**MATERIAL**

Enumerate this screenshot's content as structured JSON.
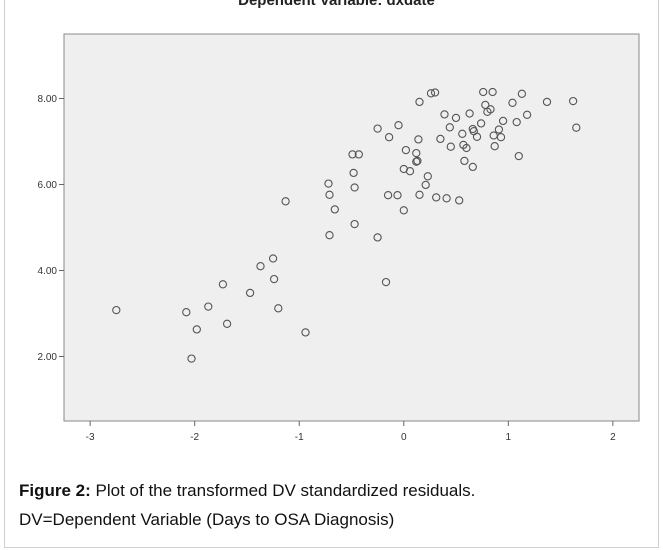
{
  "chart_data": {
    "type": "scatter",
    "title": "Dependent Variable: dxdate",
    "xlabel": "",
    "ylabel": "",
    "xlim": [
      -3.25,
      2.25
    ],
    "ylim": [
      0.5,
      9.5
    ],
    "x_ticks": [
      -3,
      -2,
      -1,
      0,
      1,
      2
    ],
    "x_tick_labels": [
      "-3",
      "-2",
      "-1",
      "0",
      "1",
      "2"
    ],
    "y_ticks": [
      2,
      4,
      6,
      8
    ],
    "y_tick_labels": [
      "2.00",
      "4.00",
      "6.00",
      "8.00"
    ],
    "grid": false,
    "plot_background": "#efefef",
    "marker_color": "#555555",
    "points": [
      [
        -2.75,
        3.08
      ],
      [
        -2.08,
        3.03
      ],
      [
        -2.03,
        1.95
      ],
      [
        -1.98,
        2.63
      ],
      [
        -1.87,
        3.16
      ],
      [
        -1.73,
        3.68
      ],
      [
        -1.69,
        2.76
      ],
      [
        -1.47,
        3.48
      ],
      [
        -1.37,
        4.1
      ],
      [
        -1.25,
        4.28
      ],
      [
        -1.24,
        3.8
      ],
      [
        -1.2,
        3.12
      ],
      [
        -1.13,
        5.61
      ],
      [
        -0.94,
        2.56
      ],
      [
        -0.72,
        6.02
      ],
      [
        -0.71,
        5.76
      ],
      [
        -0.71,
        4.82
      ],
      [
        -0.66,
        5.42
      ],
      [
        -0.49,
        6.7
      ],
      [
        -0.48,
        6.27
      ],
      [
        -0.47,
        5.93
      ],
      [
        -0.47,
        5.08
      ],
      [
        -0.43,
        6.7
      ],
      [
        -0.25,
        4.77
      ],
      [
        -0.25,
        7.3
      ],
      [
        -0.17,
        3.73
      ],
      [
        -0.15,
        5.75
      ],
      [
        -0.14,
        7.1
      ],
      [
        -0.06,
        5.75
      ],
      [
        -0.05,
        7.38
      ],
      [
        0.0,
        6.36
      ],
      [
        0.0,
        5.4
      ],
      [
        0.02,
        6.8
      ],
      [
        0.06,
        6.31
      ],
      [
        0.12,
        6.73
      ],
      [
        0.12,
        6.53
      ],
      [
        0.13,
        6.55
      ],
      [
        0.14,
        7.05
      ],
      [
        0.15,
        5.76
      ],
      [
        0.15,
        7.92
      ],
      [
        0.21,
        5.99
      ],
      [
        0.23,
        6.19
      ],
      [
        0.26,
        8.12
      ],
      [
        0.3,
        8.14
      ],
      [
        0.31,
        5.7
      ],
      [
        0.35,
        7.06
      ],
      [
        0.39,
        7.63
      ],
      [
        0.41,
        5.68
      ],
      [
        0.44,
        7.33
      ],
      [
        0.45,
        6.88
      ],
      [
        0.5,
        7.55
      ],
      [
        0.53,
        5.63
      ],
      [
        0.56,
        7.18
      ],
      [
        0.57,
        6.92
      ],
      [
        0.58,
        6.55
      ],
      [
        0.6,
        6.85
      ],
      [
        0.63,
        7.65
      ],
      [
        0.66,
        6.41
      ],
      [
        0.66,
        7.29
      ],
      [
        0.67,
        7.24
      ],
      [
        0.7,
        7.11
      ],
      [
        0.74,
        7.42
      ],
      [
        0.76,
        8.15
      ],
      [
        0.78,
        7.85
      ],
      [
        0.8,
        7.69
      ],
      [
        0.83,
        7.75
      ],
      [
        0.85,
        8.15
      ],
      [
        0.86,
        7.14
      ],
      [
        0.87,
        6.89
      ],
      [
        0.91,
        7.28
      ],
      [
        0.93,
        7.1
      ],
      [
        0.95,
        7.48
      ],
      [
        1.04,
        7.9
      ],
      [
        1.08,
        7.45
      ],
      [
        1.1,
        6.66
      ],
      [
        1.13,
        8.11
      ],
      [
        1.18,
        7.62
      ],
      [
        1.37,
        7.92
      ],
      [
        1.62,
        7.94
      ],
      [
        1.65,
        7.32
      ]
    ]
  },
  "caption": {
    "label": "Figure 2:",
    "text": " Plot of the transformed DV standardized residuals.",
    "line2": "DV=Dependent Variable (Days to OSA Diagnosis)"
  }
}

**OBJECTIVE**
Nothing in the entries above should change when they are printed again, except that the pictures are dropped.

**RESPONSE TO THIS TASK**
Enumerate this screenshot's content as structured JSON.
{
  "chart_data": {
    "type": "scatter",
    "title": "Dependent Variable: dxdate",
    "xlabel": "",
    "ylabel": "",
    "xlim": [
      -3.25,
      2.25
    ],
    "ylim": [
      0.5,
      9.5
    ],
    "x_ticks": [
      -3,
      -2,
      -1,
      0,
      1,
      2
    ],
    "x_tick_labels": [
      "-3",
      "-2",
      "-1",
      "0",
      "1",
      "2"
    ],
    "y_ticks": [
      2,
      4,
      6,
      8
    ],
    "y_tick_labels": [
      "2.00",
      "4.00",
      "6.00",
      "8.00"
    ],
    "grid": false,
    "plot_background": "#efefef",
    "marker_color": "#555555",
    "points": [
      [
        -2.75,
        3.08
      ],
      [
        -2.08,
        3.03
      ],
      [
        -2.03,
        1.95
      ],
      [
        -1.98,
        2.63
      ],
      [
        -1.87,
        3.16
      ],
      [
        -1.73,
        3.68
      ],
      [
        -1.69,
        2.76
      ],
      [
        -1.47,
        3.48
      ],
      [
        -1.37,
        4.1
      ],
      [
        -1.25,
        4.28
      ],
      [
        -1.24,
        3.8
      ],
      [
        -1.2,
        3.12
      ],
      [
        -1.13,
        5.61
      ],
      [
        -0.94,
        2.56
      ],
      [
        -0.72,
        6.02
      ],
      [
        -0.71,
        5.76
      ],
      [
        -0.71,
        4.82
      ],
      [
        -0.66,
        5.42
      ],
      [
        -0.49,
        6.7
      ],
      [
        -0.48,
        6.27
      ],
      [
        -0.47,
        5.93
      ],
      [
        -0.47,
        5.08
      ],
      [
        -0.43,
        6.7
      ],
      [
        -0.25,
        4.77
      ],
      [
        -0.25,
        7.3
      ],
      [
        -0.17,
        3.73
      ],
      [
        -0.15,
        5.75
      ],
      [
        -0.14,
        7.1
      ],
      [
        -0.06,
        5.75
      ],
      [
        -0.05,
        7.38
      ],
      [
        0.0,
        6.36
      ],
      [
        0.0,
        5.4
      ],
      [
        0.02,
        6.8
      ],
      [
        0.06,
        6.31
      ],
      [
        0.12,
        6.73
      ],
      [
        0.12,
        6.53
      ],
      [
        0.13,
        6.55
      ],
      [
        0.14,
        7.05
      ],
      [
        0.15,
        5.76
      ],
      [
        0.15,
        7.92
      ],
      [
        0.21,
        5.99
      ],
      [
        0.23,
        6.19
      ],
      [
        0.26,
        8.12
      ],
      [
        0.3,
        8.14
      ],
      [
        0.31,
        5.7
      ],
      [
        0.35,
        7.06
      ],
      [
        0.39,
        7.63
      ],
      [
        0.41,
        5.68
      ],
      [
        0.44,
        7.33
      ],
      [
        0.45,
        6.88
      ],
      [
        0.5,
        7.55
      ],
      [
        0.53,
        5.63
      ],
      [
        0.56,
        7.18
      ],
      [
        0.57,
        6.92
      ],
      [
        0.58,
        6.55
      ],
      [
        0.6,
        6.85
      ],
      [
        0.63,
        7.65
      ],
      [
        0.66,
        6.41
      ],
      [
        0.66,
        7.29
      ],
      [
        0.67,
        7.24
      ],
      [
        0.7,
        7.11
      ],
      [
        0.74,
        7.42
      ],
      [
        0.76,
        8.15
      ],
      [
        0.78,
        7.85
      ],
      [
        0.8,
        7.69
      ],
      [
        0.83,
        7.75
      ],
      [
        0.85,
        8.15
      ],
      [
        0.86,
        7.14
      ],
      [
        0.87,
        6.89
      ],
      [
        0.91,
        7.28
      ],
      [
        0.93,
        7.1
      ],
      [
        0.95,
        7.48
      ],
      [
        1.04,
        7.9
      ],
      [
        1.08,
        7.45
      ],
      [
        1.1,
        6.66
      ],
      [
        1.13,
        8.11
      ],
      [
        1.18,
        7.62
      ],
      [
        1.37,
        7.92
      ],
      [
        1.62,
        7.94
      ],
      [
        1.65,
        7.32
      ]
    ]
  },
  "caption": {
    "label": "Figure 2:",
    "text": " Plot of the transformed DV standardized residuals.",
    "line2": "DV=Dependent Variable (Days to OSA Diagnosis)"
  }
}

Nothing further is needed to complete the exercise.